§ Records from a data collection
▬▬▬▬▬▬

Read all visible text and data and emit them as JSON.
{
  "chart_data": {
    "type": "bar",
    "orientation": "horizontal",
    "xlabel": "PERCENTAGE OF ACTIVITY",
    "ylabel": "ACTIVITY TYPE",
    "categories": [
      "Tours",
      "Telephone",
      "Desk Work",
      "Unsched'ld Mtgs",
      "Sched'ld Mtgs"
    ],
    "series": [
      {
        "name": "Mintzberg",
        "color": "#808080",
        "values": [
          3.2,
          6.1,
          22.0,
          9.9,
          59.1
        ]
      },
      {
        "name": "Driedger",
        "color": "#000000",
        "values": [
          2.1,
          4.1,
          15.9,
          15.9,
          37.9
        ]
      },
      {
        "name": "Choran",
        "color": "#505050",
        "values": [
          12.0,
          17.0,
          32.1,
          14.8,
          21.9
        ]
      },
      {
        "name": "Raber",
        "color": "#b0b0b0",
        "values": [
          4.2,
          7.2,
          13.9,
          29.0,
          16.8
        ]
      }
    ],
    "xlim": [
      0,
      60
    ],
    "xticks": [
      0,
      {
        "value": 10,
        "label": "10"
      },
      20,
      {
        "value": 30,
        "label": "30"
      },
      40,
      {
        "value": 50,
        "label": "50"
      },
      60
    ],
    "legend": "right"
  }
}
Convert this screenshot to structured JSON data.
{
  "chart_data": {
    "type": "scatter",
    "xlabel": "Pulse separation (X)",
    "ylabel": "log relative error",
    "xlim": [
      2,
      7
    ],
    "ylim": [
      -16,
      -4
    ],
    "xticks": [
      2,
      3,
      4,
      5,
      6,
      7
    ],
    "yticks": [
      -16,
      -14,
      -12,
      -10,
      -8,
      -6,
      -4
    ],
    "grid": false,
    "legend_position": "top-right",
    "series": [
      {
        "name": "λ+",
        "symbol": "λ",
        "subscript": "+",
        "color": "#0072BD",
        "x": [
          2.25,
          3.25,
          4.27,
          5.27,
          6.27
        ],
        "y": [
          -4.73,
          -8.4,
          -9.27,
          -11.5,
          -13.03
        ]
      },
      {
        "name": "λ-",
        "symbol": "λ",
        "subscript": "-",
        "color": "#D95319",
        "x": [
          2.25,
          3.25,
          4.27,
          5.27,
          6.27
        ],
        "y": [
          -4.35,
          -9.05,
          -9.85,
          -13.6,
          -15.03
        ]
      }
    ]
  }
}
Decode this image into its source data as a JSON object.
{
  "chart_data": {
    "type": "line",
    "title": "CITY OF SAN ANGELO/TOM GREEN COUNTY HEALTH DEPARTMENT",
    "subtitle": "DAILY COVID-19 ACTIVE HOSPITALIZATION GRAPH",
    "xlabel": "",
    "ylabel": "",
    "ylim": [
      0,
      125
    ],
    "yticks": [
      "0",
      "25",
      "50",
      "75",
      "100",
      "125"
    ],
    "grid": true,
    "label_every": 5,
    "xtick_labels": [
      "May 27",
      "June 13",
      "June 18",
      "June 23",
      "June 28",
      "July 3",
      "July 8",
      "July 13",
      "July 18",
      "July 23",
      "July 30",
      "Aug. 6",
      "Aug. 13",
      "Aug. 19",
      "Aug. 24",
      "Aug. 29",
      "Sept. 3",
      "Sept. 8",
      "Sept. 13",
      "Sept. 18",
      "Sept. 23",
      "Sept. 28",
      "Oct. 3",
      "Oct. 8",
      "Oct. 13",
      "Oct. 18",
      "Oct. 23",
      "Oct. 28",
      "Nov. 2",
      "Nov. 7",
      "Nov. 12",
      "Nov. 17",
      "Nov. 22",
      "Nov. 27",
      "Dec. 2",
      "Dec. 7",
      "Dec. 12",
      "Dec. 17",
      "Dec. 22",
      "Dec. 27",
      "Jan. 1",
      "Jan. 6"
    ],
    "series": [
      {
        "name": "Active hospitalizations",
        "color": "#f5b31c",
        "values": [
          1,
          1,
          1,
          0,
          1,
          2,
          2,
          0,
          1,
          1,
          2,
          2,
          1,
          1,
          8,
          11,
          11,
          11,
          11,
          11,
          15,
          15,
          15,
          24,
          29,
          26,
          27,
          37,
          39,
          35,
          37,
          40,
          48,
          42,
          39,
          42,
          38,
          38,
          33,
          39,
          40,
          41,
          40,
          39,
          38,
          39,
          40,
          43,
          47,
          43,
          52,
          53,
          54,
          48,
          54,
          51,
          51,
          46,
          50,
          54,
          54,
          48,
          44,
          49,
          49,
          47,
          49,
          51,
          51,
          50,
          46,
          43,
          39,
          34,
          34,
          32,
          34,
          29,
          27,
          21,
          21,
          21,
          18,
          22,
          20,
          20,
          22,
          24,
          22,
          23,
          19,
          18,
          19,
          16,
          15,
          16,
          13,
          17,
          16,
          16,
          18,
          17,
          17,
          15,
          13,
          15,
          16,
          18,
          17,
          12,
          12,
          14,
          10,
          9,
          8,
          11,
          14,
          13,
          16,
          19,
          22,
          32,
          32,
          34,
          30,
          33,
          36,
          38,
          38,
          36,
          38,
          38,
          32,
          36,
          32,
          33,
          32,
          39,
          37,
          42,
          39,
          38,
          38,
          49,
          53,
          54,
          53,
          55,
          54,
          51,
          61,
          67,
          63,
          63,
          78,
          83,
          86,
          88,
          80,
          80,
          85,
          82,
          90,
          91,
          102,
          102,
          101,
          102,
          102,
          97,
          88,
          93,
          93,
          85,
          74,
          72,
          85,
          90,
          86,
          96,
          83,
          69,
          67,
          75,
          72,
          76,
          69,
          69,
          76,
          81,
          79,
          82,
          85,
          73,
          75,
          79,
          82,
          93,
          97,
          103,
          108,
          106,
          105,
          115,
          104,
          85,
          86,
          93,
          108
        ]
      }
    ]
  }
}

▬▬▬▬▬▬

§ Stated exercise
Could you reproduce every record above exactly as it appears?

§ Completed task
Read all visible text and data and emit them as JSON.
{
  "chart_data": {
    "type": "bar",
    "orientation": "horizontal",
    "xlabel": "PERCENTAGE OF ACTIVITY",
    "ylabel": "ACTIVITY TYPE",
    "categories": [
      "Tours",
      "Telephone",
      "Desk Work",
      "Unsched'ld Mtgs",
      "Sched'ld Mtgs"
    ],
    "series": [
      {
        "name": "Mintzberg",
        "color": "#808080",
        "values": [
          3.2,
          6.1,
          22.0,
          9.9,
          59.1
        ]
      },
      {
        "name": "Driedger",
        "color": "#000000",
        "values": [
          2.1,
          4.1,
          15.9,
          15.9,
          37.9
        ]
      },
      {
        "name": "Choran",
        "color": "#505050",
        "values": [
          12.0,
          17.0,
          32.1,
          14.8,
          21.9
        ]
      },
      {
        "name": "Raber",
        "color": "#b0b0b0",
        "values": [
          4.2,
          7.2,
          13.9,
          29.0,
          16.8
        ]
      }
    ],
    "xlim": [
      0,
      60
    ],
    "xticks": [
      0,
      {
        "value": 10,
        "label": "10"
      },
      20,
      {
        "value": 30,
        "label": "30"
      },
      40,
      {
        "value": 50,
        "label": "50"
      },
      60
    ],
    "legend": "right"
  }
}
Convert this screenshot to structured JSON data.
{
  "chart_data": {
    "type": "scatter",
    "xlabel": "Pulse separation (X)",
    "ylabel": "log relative error",
    "xlim": [
      2,
      7
    ],
    "ylim": [
      -16,
      -4
    ],
    "xticks": [
      2,
      3,
      4,
      5,
      6,
      7
    ],
    "yticks": [
      -16,
      -14,
      -12,
      -10,
      -8,
      -6,
      -4
    ],
    "grid": false,
    "legend_position": "top-right",
    "series": [
      {
        "name": "λ+",
        "symbol": "λ",
        "subscript": "+",
        "color": "#0072BD",
        "x": [
          2.25,
          3.25,
          4.27,
          5.27,
          6.27
        ],
        "y": [
          -4.73,
          -8.4,
          -9.27,
          -11.5,
          -13.03
        ]
      },
      {
        "name": "λ-",
        "symbol": "λ",
        "subscript": "-",
        "color": "#D95319",
        "x": [
          2.25,
          3.25,
          4.27,
          5.27,
          6.27
        ],
        "y": [
          -4.35,
          -9.05,
          -9.85,
          -13.6,
          -15.03
        ]
      }
    ]
  }
}
Decode this image into its source data as a JSON object.
{
  "chart_data": {
    "type": "line",
    "title": "CITY OF SAN ANGELO/TOM GREEN COUNTY HEALTH DEPARTMENT",
    "subtitle": "DAILY COVID-19 ACTIVE HOSPITALIZATION GRAPH",
    "xlabel": "",
    "ylabel": "",
    "ylim": [
      0,
      125
    ],
    "yticks": [
      "0",
      "25",
      "50",
      "75",
      "100",
      "125"
    ],
    "grid": true,
    "label_every": 5,
    "xtick_labels": [
      "May 27",
      "June 13",
      "June 18",
      "June 23",
      "June 28",
      "July 3",
      "July 8",
      "July 13",
      "July 18",
      "July 23",
      "July 30",
      "Aug. 6",
      "Aug. 13",
      "Aug. 19",
      "Aug. 24",
      "Aug. 29",
      "Sept. 3",
      "Sept. 8",
      "Sept. 13",
      "Sept. 18",
      "Sept. 23",
      "Sept. 28",
      "Oct. 3",
      "Oct. 8",
      "Oct. 13",
      "Oct. 18",
      "Oct. 23",
      "Oct. 28",
      "Nov. 2",
      "Nov. 7",
      "Nov. 12",
      "Nov. 17",
      "Nov. 22",
      "Nov. 27",
      "Dec. 2",
      "Dec. 7",
      "Dec. 12",
      "Dec. 17",
      "Dec. 22",
      "Dec. 27",
      "Jan. 1",
      "Jan. 6"
    ],
    "series": [
      {
        "name": "Active hospitalizations",
        "color": "#f5b31c",
        "values": [
          1,
          1,
          1,
          0,
          1,
          2,
          2,
          0,
          1,
          1,
          2,
          2,
          1,
          1,
          8,
          11,
          11,
          11,
          11,
          11,
          15,
          15,
          15,
          24,
          29,
          26,
          27,
          37,
          39,
          35,
          37,
          40,
          48,
          42,
          39,
          42,
          38,
          38,
          33,
          39,
          40,
          41,
          40,
          39,
          38,
          39,
          40,
          43,
          47,
          43,
          52,
          53,
          54,
          48,
          54,
          51,
          51,
          46,
          50,
          54,
          54,
          48,
          44,
          49,
          49,
          47,
          49,
          51,
          51,
          50,
          46,
          43,
          39,
          34,
          34,
          32,
          34,
          29,
          27,
          21,
          21,
          21,
          18,
          22,
          20,
          20,
          22,
          24,
          22,
          23,
          19,
          18,
          19,
          16,
          15,
          16,
          13,
          17,
          16,
          16,
          18,
          17,
          17,
          15,
          13,
          15,
          16,
          18,
          17,
          12,
          12,
          14,
          10,
          9,
          8,
          11,
          14,
          13,
          16,
          19,
          22,
          32,
          32,
          34,
          30,
          33,
          36,
          38,
          38,
          36,
          38,
          38,
          32,
          36,
          32,
          33,
          32,
          39,
          37,
          42,
          39,
          38,
          38,
          49,
          53,
          54,
          53,
          55,
          54,
          51,
          61,
          67,
          63,
          63,
          78,
          83,
          86,
          88,
          80,
          80,
          85,
          82,
          90,
          91,
          102,
          102,
          101,
          102,
          102,
          97,
          88,
          93,
          93,
          85,
          74,
          72,
          85,
          90,
          86,
          96,
          83,
          69,
          67,
          75,
          72,
          76,
          69,
          69,
          76,
          81,
          79,
          82,
          85,
          73,
          75,
          79,
          82,
          93,
          97,
          103,
          108,
          106,
          105,
          115,
          104,
          85,
          86,
          93,
          108
        ]
      }
    ]
  }
}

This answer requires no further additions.